■ Raw data:
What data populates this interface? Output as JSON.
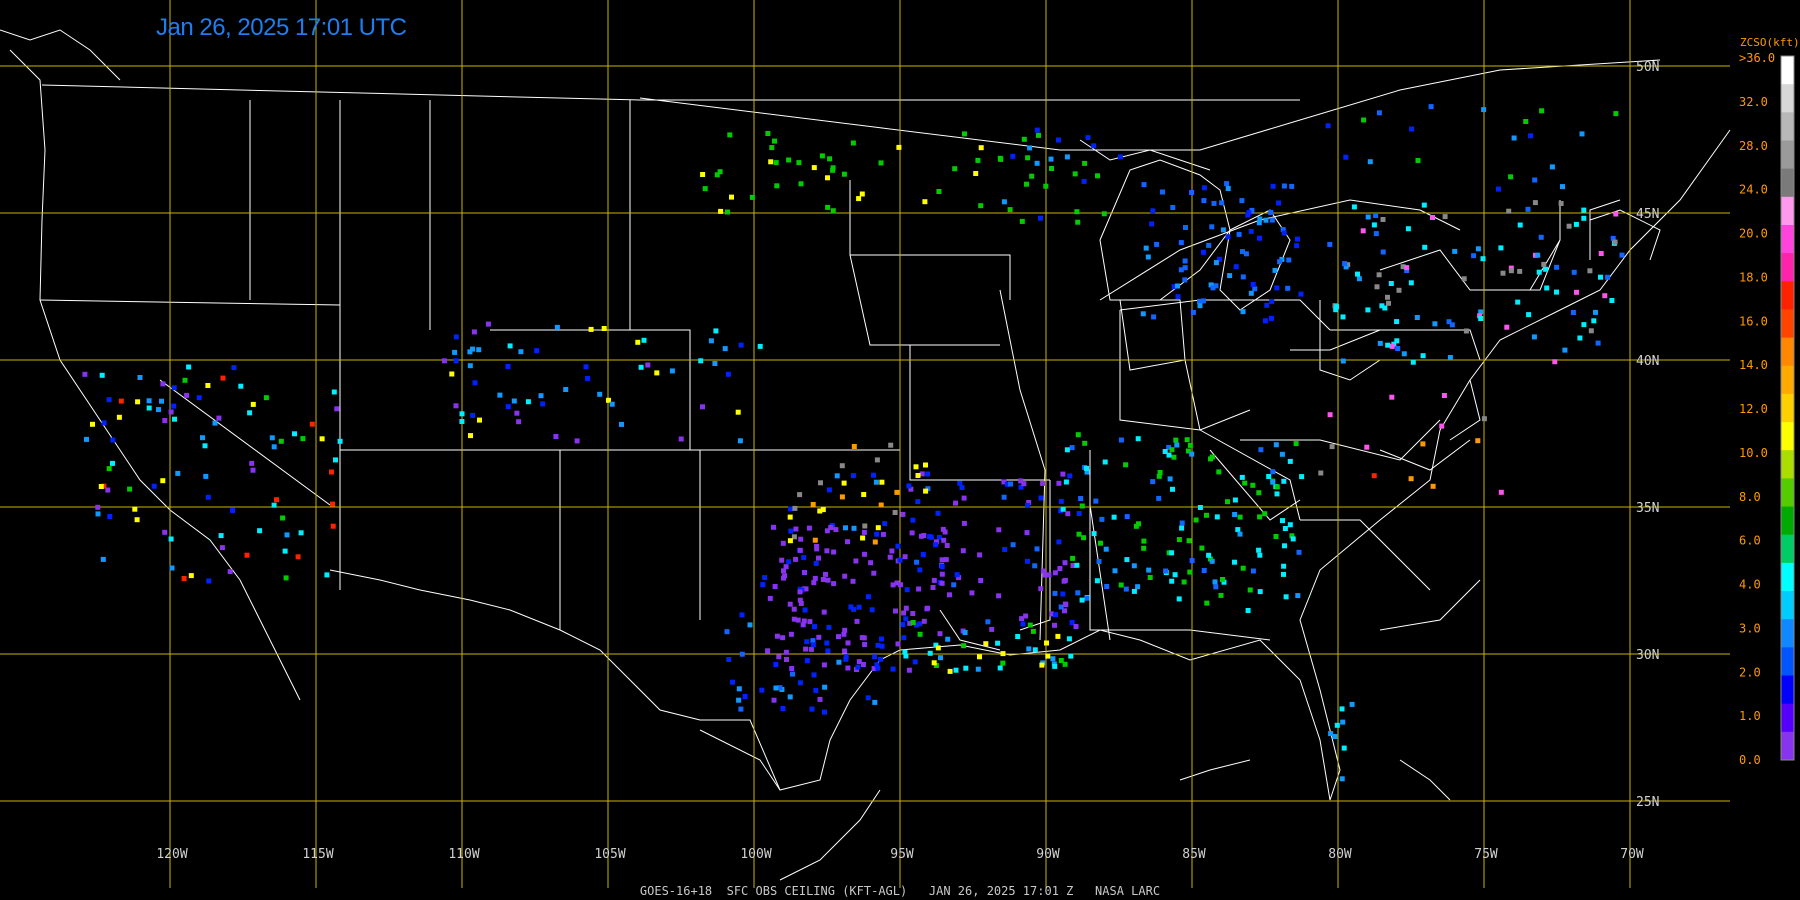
{
  "timestamp": "Jan 26, 2025 17:01 UTC",
  "footer": "GOES-16+18  SFC OBS CEILING (KFT-AGL)   JAN 26, 2025 17:01 Z   NASA LARC",
  "grid": {
    "lon_labels": [
      "120W",
      "115W",
      "110W",
      "105W",
      "100W",
      "95W",
      "90W",
      "85W",
      "80W",
      "75W",
      "70W"
    ],
    "lat_labels": [
      "50N",
      "45N",
      "40N",
      "35N",
      "30N",
      "25N"
    ],
    "line_color": "#c8b400",
    "label_color": "#d0d0d0"
  },
  "legend": {
    "title": "ZCSO(kft)",
    "labels": [
      ">36.0",
      "32.0",
      "28.0",
      "24.0",
      "20.0",
      "18.0",
      "16.0",
      "14.0",
      "12.0",
      "10.0",
      "8.0",
      "6.0",
      "4.0",
      "3.0",
      "2.0",
      "1.0",
      "0.0"
    ],
    "title_color": "#ff9900",
    "label_color": "#ff9900",
    "colors": [
      "#ffffff",
      "#d8d8d8",
      "#b8b8b8",
      "#9a9a9a",
      "#7a7a7a",
      "#ff99ee",
      "#ff44dd",
      "#ff22aa",
      "#ff2200",
      "#ff4400",
      "#ff8800",
      "#ffaa00",
      "#ffd000",
      "#ffff00",
      "#aadd00",
      "#55cc00",
      "#00aa00",
      "#00cc66",
      "#00ffff",
      "#00ccff",
      "#1188ff",
      "#0055ff",
      "#0000ff",
      "#5500ff",
      "#8833ee"
    ]
  },
  "stations_legend_colors": {
    "purple": "#8833ee",
    "blue": "#0022ff",
    "midblue": "#1166ff",
    "lightblue": "#1199ff",
    "cyan": "#00eeff",
    "green": "#00cc00",
    "yellow": "#ffff00",
    "orange": "#ff9900",
    "red": "#ff2200",
    "pink": "#ff55ee",
    "gray": "#888888"
  }
}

■ What you will do: Each line of the data is to be duplicated exactly; pictures stay out of the copy.

■ Output for this task:
What data populates this interface? Output as JSON.
{
  "timestamp": "Jan 26, 2025 17:01 UTC",
  "footer": "GOES-16+18  SFC OBS CEILING (KFT-AGL)   JAN 26, 2025 17:01 Z   NASA LARC",
  "grid": {
    "lon_labels": [
      "120W",
      "115W",
      "110W",
      "105W",
      "100W",
      "95W",
      "90W",
      "85W",
      "80W",
      "75W",
      "70W"
    ],
    "lat_labels": [
      "50N",
      "45N",
      "40N",
      "35N",
      "30N",
      "25N"
    ],
    "line_color": "#c8b400",
    "label_color": "#d0d0d0"
  },
  "legend": {
    "title": "ZCSO(kft)",
    "labels": [
      ">36.0",
      "32.0",
      "28.0",
      "24.0",
      "20.0",
      "18.0",
      "16.0",
      "14.0",
      "12.0",
      "10.0",
      "8.0",
      "6.0",
      "4.0",
      "3.0",
      "2.0",
      "1.0",
      "0.0"
    ],
    "title_color": "#ff9900",
    "label_color": "#ff9900",
    "colors": [
      "#ffffff",
      "#d8d8d8",
      "#b8b8b8",
      "#9a9a9a",
      "#7a7a7a",
      "#ff99ee",
      "#ff44dd",
      "#ff22aa",
      "#ff2200",
      "#ff4400",
      "#ff8800",
      "#ffaa00",
      "#ffd000",
      "#ffff00",
      "#aadd00",
      "#55cc00",
      "#00aa00",
      "#00cc66",
      "#00ffff",
      "#00ccff",
      "#1188ff",
      "#0055ff",
      "#0000ff",
      "#5500ff",
      "#8833ee"
    ]
  },
  "stations_legend_colors": {
    "purple": "#8833ee",
    "blue": "#0022ff",
    "midblue": "#1166ff",
    "lightblue": "#1199ff",
    "cyan": "#00eeff",
    "green": "#00cc00",
    "yellow": "#ffff00",
    "orange": "#ff9900",
    "red": "#ff2200",
    "pink": "#ff55ee",
    "gray": "#888888"
  }
}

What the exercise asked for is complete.